Below are a few of the more recent courses at Brown with which I have been involved in a teaching role. I especially enjoy teaching in the areas of probability, statistics, and their applications (including random algorithms, data science and machine learning, and probabilistic modeling), though I also have experience working one-on-one with students on other common introductory topics (usually calculus and ODEs) through my time at Brown's Math Resource Center. I also had the opportunity to serve as one of the instructors for the 2015 Brown-ICERM-Kobe Simulation Summer School, a crash course in applications of high-performance computing aimed at first- and second-year graduate students. In addition to my teaching experience, I have served as a mentor to two undergraduate students (Kenneth Peluso and Thabo Samakhoana, both graduating in 2018) through our department's graduate-undergraduate mentorship program.

1650 is a particularly notable course due to its constantly-growing enrollment (now 300+ students per semester, offered both semesters). Because it is the university's most rigorous introductory statistics course, it hosts students from a broad range of backgrounds and disciplines, many of whom have little to no experience in formal mathematics. Problem sessions, held multiple times per week to increase accessibility, are a notable feature of the course design; working directly with students and guiding their thought process is critical to developing independent rather than formulaic problem solvers. In my final two semesters as head TA of 1650, I helped to organize and plan the course for two first-time professors. You can find my most recent student evaluations here.

APMA1650 - Statistical Inference I
(TA Fall 2015 - Spring 2016, HTA Fall 2016 - Spring 2017)

Responsibilities: some lectures, course planning and organization, review sessions, problem sessions, office hours, writing homeworks and exams (and solutions thereof), grading

Topics: probability spaces; conditional probability and independence; discrete and continuous random variables; multivariate distributions, marginals, and conditionals; parameter estimation, bias, and variance; central limit theorem; confidence intervals; hypothesis testing (normal and t distributions)

+++

TO DO:
• 1. Answer these questions using the teaching page:
(a) Who are the two undergraduate students mentored through the department's graduate-undergraduate mentorship program?
(b) What is the current enrollment in 1650 per semester?
(c) During which semesters did the writer serve as HTA for APMA1650?
• 2. Write the next part of the teaching page, starting after its list of topics for APMA1650.

Records from a collection
+++

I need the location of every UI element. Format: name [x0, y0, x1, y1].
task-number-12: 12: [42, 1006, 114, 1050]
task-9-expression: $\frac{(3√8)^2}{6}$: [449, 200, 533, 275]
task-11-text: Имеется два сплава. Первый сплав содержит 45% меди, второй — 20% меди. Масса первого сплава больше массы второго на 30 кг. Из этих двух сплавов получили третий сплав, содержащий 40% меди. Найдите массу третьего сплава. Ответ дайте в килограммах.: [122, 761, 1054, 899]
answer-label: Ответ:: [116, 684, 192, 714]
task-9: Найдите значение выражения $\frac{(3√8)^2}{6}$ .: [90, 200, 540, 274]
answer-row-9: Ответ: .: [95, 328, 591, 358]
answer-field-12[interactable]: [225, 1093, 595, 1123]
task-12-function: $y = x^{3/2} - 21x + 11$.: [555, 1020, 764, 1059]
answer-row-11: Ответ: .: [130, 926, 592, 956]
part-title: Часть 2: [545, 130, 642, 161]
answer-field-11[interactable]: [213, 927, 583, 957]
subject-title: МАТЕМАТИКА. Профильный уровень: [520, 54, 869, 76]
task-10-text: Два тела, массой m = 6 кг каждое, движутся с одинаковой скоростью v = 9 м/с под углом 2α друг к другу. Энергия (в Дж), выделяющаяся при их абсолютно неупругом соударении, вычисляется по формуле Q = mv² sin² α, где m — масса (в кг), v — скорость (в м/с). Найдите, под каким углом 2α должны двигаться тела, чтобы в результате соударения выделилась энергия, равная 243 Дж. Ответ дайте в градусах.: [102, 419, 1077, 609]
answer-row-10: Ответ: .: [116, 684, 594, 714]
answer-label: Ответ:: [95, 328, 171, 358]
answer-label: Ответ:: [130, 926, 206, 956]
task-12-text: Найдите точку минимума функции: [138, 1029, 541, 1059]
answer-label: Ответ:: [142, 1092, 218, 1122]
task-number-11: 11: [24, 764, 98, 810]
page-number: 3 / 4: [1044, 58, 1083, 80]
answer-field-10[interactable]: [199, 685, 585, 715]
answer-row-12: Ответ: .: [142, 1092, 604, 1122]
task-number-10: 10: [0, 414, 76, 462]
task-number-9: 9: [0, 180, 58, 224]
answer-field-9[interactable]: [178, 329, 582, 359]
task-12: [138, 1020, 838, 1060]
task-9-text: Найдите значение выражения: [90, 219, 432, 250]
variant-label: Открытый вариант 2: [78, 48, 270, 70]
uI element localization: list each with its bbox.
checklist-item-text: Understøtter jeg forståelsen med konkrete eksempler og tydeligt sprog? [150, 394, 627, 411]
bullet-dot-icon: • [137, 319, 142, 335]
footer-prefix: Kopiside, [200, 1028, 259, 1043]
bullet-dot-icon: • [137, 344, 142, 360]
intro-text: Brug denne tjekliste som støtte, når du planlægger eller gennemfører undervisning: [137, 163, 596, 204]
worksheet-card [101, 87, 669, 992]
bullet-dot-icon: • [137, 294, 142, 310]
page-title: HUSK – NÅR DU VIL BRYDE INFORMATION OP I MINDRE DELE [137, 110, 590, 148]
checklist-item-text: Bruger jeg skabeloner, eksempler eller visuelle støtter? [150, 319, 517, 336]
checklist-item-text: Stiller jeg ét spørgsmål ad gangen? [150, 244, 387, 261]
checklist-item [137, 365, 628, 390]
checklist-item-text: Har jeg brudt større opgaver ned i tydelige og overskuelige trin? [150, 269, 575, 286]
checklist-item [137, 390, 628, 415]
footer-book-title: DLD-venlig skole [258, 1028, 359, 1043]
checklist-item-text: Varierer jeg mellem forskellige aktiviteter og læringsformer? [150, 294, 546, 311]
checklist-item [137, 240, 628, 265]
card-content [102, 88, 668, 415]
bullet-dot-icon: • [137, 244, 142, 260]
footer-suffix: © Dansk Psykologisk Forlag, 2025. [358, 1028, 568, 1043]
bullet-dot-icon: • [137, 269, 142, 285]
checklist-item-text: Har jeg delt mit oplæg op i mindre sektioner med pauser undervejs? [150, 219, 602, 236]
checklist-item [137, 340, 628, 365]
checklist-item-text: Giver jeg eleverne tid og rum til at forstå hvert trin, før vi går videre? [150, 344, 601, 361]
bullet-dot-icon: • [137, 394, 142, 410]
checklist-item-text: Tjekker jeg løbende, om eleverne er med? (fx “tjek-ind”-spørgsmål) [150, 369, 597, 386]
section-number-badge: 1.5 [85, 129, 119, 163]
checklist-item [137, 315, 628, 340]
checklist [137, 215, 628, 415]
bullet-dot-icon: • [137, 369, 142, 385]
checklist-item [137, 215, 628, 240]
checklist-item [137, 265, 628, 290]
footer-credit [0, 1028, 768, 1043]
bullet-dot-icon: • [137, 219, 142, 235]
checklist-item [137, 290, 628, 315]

+++

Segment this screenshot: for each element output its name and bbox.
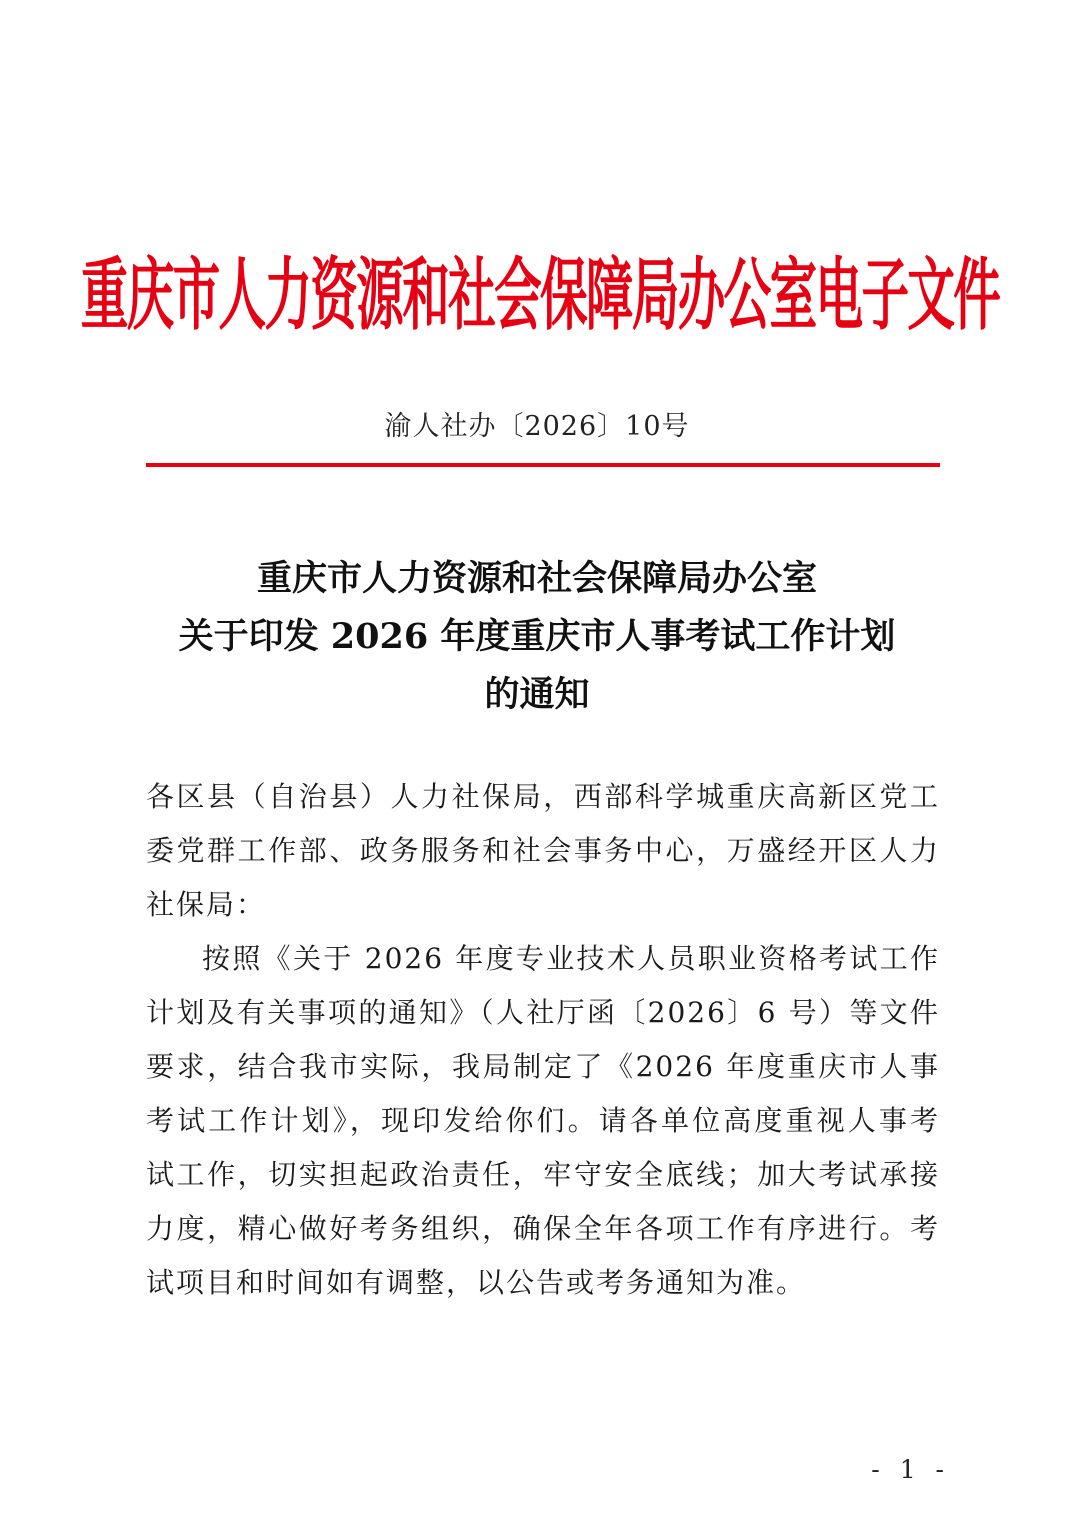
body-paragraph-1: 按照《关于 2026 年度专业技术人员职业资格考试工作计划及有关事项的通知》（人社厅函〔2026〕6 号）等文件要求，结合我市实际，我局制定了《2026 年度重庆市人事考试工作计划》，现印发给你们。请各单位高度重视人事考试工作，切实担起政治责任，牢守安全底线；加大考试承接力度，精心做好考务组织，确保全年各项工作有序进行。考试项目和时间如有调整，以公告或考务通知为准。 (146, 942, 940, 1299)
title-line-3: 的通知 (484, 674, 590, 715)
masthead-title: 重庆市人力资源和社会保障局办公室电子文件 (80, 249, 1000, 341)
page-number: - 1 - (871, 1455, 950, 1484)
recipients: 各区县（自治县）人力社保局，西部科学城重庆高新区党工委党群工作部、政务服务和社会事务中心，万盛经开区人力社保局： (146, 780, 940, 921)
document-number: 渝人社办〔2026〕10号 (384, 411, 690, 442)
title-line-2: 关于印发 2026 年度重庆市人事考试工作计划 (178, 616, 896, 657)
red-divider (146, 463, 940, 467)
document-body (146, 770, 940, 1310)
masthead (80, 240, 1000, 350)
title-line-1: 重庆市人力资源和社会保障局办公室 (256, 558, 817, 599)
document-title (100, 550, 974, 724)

+++

ANSWERS PER TASK:
• 1.
(a) Kenneth Peluso and Thabo Samakhoana
(b) More than 300 students per semester
(c) Fall 2016 through Spring 2017

• 2.
APMA1690 - Computational Probability and Statistics
(TA Fall 2013)

Responsibilities: review sessions, office hours, writing homework and exam solutions, grading

Topics: random number generation; laws of large numbers; Monte Carlo methods; central limit theorem and convolutions; random walks, recurrence, exit probabilities, and their continuous limit application to PDEs; graphical models, including Gibbs random fields and Bayesian networks; graphical conditionals, marginals, and dynamic programming; dimensionality reduction (including principal and independent component analysis)

APMA2610 - Recent Applications of Probability and Statistics (graduate course)
(TA Spring 2014)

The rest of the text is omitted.